**Input for this task**
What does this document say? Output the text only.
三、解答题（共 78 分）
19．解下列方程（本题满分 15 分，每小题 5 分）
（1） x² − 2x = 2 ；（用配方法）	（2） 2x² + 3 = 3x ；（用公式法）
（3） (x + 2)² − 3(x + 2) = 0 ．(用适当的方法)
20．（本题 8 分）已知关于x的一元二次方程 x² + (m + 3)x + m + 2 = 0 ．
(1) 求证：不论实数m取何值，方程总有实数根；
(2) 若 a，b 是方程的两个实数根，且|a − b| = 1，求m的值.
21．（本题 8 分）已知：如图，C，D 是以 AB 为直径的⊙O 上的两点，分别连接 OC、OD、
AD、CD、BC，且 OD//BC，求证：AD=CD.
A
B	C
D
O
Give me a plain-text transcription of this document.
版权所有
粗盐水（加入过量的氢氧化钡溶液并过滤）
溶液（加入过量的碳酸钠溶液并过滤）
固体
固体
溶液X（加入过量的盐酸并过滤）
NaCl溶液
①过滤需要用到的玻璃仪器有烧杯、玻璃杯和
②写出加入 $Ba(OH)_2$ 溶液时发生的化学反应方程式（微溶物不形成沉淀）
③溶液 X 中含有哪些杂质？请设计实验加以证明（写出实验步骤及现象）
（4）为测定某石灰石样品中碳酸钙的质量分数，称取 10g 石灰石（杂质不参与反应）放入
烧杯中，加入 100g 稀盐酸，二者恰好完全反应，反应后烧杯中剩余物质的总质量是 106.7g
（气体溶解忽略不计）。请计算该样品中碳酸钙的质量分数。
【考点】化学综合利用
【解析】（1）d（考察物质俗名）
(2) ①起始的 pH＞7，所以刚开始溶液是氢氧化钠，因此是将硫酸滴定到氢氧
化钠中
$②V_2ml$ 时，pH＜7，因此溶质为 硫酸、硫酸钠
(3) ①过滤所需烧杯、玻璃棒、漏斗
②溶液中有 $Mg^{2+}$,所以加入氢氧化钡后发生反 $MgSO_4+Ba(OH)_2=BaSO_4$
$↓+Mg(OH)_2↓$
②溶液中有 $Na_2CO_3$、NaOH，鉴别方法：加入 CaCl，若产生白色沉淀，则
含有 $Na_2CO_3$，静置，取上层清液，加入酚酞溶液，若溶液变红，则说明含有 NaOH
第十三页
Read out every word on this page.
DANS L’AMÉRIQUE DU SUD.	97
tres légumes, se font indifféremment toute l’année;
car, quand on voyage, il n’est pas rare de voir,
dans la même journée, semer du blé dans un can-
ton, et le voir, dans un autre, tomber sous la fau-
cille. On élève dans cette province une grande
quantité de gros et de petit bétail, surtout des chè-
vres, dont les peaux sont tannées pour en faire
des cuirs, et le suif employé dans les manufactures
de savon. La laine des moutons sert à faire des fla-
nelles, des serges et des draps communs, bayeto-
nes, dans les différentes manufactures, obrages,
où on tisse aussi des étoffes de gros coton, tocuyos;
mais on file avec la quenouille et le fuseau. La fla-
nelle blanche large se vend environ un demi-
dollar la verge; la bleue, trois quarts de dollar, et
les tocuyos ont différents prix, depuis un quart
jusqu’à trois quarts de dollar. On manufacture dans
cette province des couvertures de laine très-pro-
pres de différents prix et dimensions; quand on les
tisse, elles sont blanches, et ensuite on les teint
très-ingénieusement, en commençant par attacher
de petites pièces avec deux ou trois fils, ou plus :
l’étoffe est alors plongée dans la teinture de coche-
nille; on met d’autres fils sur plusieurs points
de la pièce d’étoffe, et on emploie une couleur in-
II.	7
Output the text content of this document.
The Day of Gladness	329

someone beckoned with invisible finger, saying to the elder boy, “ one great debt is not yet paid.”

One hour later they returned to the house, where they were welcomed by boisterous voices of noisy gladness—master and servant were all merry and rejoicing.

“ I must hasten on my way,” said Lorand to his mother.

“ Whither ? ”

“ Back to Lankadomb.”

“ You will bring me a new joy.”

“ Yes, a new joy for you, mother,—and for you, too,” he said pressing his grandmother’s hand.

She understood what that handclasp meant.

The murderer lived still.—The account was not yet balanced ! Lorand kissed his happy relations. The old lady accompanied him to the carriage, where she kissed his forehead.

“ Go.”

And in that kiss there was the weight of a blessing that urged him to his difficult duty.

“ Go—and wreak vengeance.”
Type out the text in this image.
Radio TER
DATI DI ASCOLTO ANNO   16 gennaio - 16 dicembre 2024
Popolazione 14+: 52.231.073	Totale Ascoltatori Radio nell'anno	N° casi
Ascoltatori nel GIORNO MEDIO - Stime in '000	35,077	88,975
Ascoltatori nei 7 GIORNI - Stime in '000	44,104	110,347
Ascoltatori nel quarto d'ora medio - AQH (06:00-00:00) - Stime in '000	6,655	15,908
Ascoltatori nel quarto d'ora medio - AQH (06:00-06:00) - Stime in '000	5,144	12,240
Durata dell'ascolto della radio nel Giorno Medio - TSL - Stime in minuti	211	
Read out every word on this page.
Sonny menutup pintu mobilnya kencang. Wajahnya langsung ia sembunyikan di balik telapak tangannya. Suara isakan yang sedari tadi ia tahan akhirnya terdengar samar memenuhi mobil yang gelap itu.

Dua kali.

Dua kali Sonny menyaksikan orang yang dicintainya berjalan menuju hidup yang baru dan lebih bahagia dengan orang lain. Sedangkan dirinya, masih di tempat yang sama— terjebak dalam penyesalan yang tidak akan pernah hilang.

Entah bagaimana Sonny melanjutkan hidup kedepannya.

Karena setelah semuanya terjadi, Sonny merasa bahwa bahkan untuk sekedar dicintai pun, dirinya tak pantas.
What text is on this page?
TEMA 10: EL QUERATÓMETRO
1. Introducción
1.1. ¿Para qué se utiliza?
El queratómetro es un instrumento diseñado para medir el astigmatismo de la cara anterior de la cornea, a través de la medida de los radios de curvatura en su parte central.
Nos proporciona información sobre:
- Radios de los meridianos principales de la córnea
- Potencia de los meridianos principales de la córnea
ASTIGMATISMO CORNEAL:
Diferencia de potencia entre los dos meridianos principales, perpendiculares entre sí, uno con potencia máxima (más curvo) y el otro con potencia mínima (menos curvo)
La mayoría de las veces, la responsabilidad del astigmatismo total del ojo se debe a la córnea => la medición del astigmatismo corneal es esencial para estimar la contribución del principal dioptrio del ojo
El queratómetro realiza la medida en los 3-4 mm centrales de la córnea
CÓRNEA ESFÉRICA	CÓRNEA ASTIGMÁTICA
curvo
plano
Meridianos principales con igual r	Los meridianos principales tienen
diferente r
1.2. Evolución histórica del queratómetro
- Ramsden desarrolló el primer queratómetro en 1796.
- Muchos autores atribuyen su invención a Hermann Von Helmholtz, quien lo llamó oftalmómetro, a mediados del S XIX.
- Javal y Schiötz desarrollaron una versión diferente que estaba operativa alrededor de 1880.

**Directions**
Extract the listing in its entirety and repeat it exactly.

**Solution to this problem**
What does this document say? Output the text only.
三、解答题（共 78 分）
19．解下列方程（本题满分 15 分，每小题 5 分）
（1） x² − 2x = 2 ；（用配方法）	（2） 2x² + 3 = 3x ；（用公式法）
（3） (x + 2)² − 3(x + 2) = 0 ．(用适当的方法)
20．（本题 8 分）已知关于x的一元二次方程 x² + (m + 3)x + m + 2 = 0 ．
(1) 求证：不论实数m取何值，方程总有实数根；
(2) 若 a，b 是方程的两个实数根，且|a − b| = 1，求m的值.
21．（本题 8 分）已知：如图，C，D 是以 AB 为直径的⊙O 上的两点，分别连接 OC、OD、
AD、CD、BC，且 OD//BC，求证：AD=CD.
A
B	C
D
O
Give me a plain-text transcription of this document.
版权所有
粗盐水（加入过量的氢氧化钡溶液并过滤）
溶液（加入过量的碳酸钠溶液并过滤）
固体
固体
溶液X（加入过量的盐酸并过滤）
NaCl溶液
①过滤需要用到的玻璃仪器有烧杯、玻璃杯和
②写出加入 $Ba(OH)_2$ 溶液时发生的化学反应方程式（微溶物不形成沉淀）
③溶液 X 中含有哪些杂质？请设计实验加以证明（写出实验步骤及现象）
（4）为测定某石灰石样品中碳酸钙的质量分数，称取 10g 石灰石（杂质不参与反应）放入
烧杯中，加入 100g 稀盐酸，二者恰好完全反应，反应后烧杯中剩余物质的总质量是 106.7g
（气体溶解忽略不计）。请计算该样品中碳酸钙的质量分数。
【考点】化学综合利用
【解析】（1）d（考察物质俗名）
(2) ①起始的 pH＞7，所以刚开始溶液是氢氧化钠，因此是将硫酸滴定到氢氧
化钠中
$②V_2ml$ 时，pH＜7，因此溶质为 硫酸、硫酸钠
(3) ①过滤所需烧杯、玻璃棒、漏斗
②溶液中有 $Mg^{2+}$,所以加入氢氧化钡后发生反 $MgSO_4+Ba(OH)_2=BaSO_4$
$↓+Mg(OH)_2↓$
②溶液中有 $Na_2CO_3$、NaOH，鉴别方法：加入 CaCl，若产生白色沉淀，则
含有 $Na_2CO_3$，静置，取上层清液，加入酚酞溶液，若溶液变红，则说明含有 NaOH
第十三页
Read out every word on this page.
DANS L’AMÉRIQUE DU SUD.	97
tres légumes, se font indifféremment toute l’année;
car, quand on voyage, il n’est pas rare de voir,
dans la même journée, semer du blé dans un can-
ton, et le voir, dans un autre, tomber sous la fau-
cille. On élève dans cette province une grande
quantité de gros et de petit bétail, surtout des chè-
vres, dont les peaux sont tannées pour en faire
des cuirs, et le suif employé dans les manufactures
de savon. La laine des moutons sert à faire des fla-
nelles, des serges et des draps communs, bayeto-
nes, dans les différentes manufactures, obrages,
où on tisse aussi des étoffes de gros coton, tocuyos;
mais on file avec la quenouille et le fuseau. La fla-
nelle blanche large se vend environ un demi-
dollar la verge; la bleue, trois quarts de dollar, et
les tocuyos ont différents prix, depuis un quart
jusqu’à trois quarts de dollar. On manufacture dans
cette province des couvertures de laine très-pro-
pres de différents prix et dimensions; quand on les
tisse, elles sont blanches, et ensuite on les teint
très-ingénieusement, en commençant par attacher
de petites pièces avec deux ou trois fils, ou plus :
l’étoffe est alors plongée dans la teinture de coche-
nille; on met d’autres fils sur plusieurs points
de la pièce d’étoffe, et on emploie une couleur in-
II.	7
Output the text content of this document.
The Day of Gladness	329

someone beckoned with invisible finger, saying to the elder boy, “ one great debt is not yet paid.”

One hour later they returned to the house, where they were welcomed by boisterous voices of noisy gladness—master and servant were all merry and rejoicing.

“ I must hasten on my way,” said Lorand to his mother.

“ Whither ? ”

“ Back to Lankadomb.”

“ You will bring me a new joy.”

“ Yes, a new joy for you, mother,—and for you, too,” he said pressing his grandmother’s hand.

She understood what that handclasp meant.

The murderer lived still.—The account was not yet balanced ! Lorand kissed his happy relations. The old lady accompanied him to the carriage, where she kissed his forehead.

“ Go.”

And in that kiss there was the weight of a blessing that urged him to his difficult duty.

“ Go—and wreak vengeance.”
Type out the text in this image.
Radio TER
DATI DI ASCOLTO ANNO   16 gennaio - 16 dicembre 2024
Popolazione 14+: 52.231.073	Totale Ascoltatori Radio nell'anno	N° casi
Ascoltatori nel GIORNO MEDIO - Stime in '000	35,077	88,975
Ascoltatori nei 7 GIORNI - Stime in '000	44,104	110,347
Ascoltatori nel quarto d'ora medio - AQH (06:00-00:00) - Stime in '000	6,655	15,908
Ascoltatori nel quarto d'ora medio - AQH (06:00-06:00) - Stime in '000	5,144	12,240
Durata dell'ascolto della radio nel Giorno Medio - TSL - Stime in minuti	211	
Read out every word on this page.
Sonny menutup pintu mobilnya kencang. Wajahnya langsung ia sembunyikan di balik telapak tangannya. Suara isakan yang sedari tadi ia tahan akhirnya terdengar samar memenuhi mobil yang gelap itu.

Dua kali.

Dua kali Sonny menyaksikan orang yang dicintainya berjalan menuju hidup yang baru dan lebih bahagia dengan orang lain. Sedangkan dirinya, masih di tempat yang sama— terjebak dalam penyesalan yang tidak akan pernah hilang.

Entah bagaimana Sonny melanjutkan hidup kedepannya.

Karena setelah semuanya terjadi, Sonny merasa bahwa bahkan untuk sekedar dicintai pun, dirinya tak pantas.
What text is on this page?
TEMA 10: EL QUERATÓMETRO
1. Introducción
1.1. ¿Para qué se utiliza?
El queratómetro es un instrumento diseñado para medir el astigmatismo de la cara anterior de la cornea, a través de la medida de los radios de curvatura en su parte central.
Nos proporciona información sobre:
- Radios de los meridianos principales de la córnea
- Potencia de los meridianos principales de la córnea
ASTIGMATISMO CORNEAL:
Diferencia de potencia entre los dos meridianos principales, perpendiculares entre sí, uno con potencia máxima (más curvo) y el otro con potencia mínima (menos curvo)
La mayoría de las veces, la responsabilidad del astigmatismo total del ojo se debe a la córnea => la medición del astigmatismo corneal es esencial para estimar la contribución del principal dioptrio del ojo
El queratómetro realiza la medida en los 3-4 mm centrales de la córnea
CÓRNEA ESFÉRICA	CÓRNEA ASTIGMÁTICA
curvo
plano
Meridianos principales con igual r	Los meridianos principales tienen
diferente r
1.2. Evolución histórica del queratómetro
- Ramsden desarrolló el primer queratómetro en 1796.
- Muchos autores atribuyen su invención a Hermann Von Helmholtz, quien lo llamó oftalmómetro, a mediados del S XIX.
- Javal y Schiötz desarrollaron una versión diferente que estaba operativa alrededor de 1880.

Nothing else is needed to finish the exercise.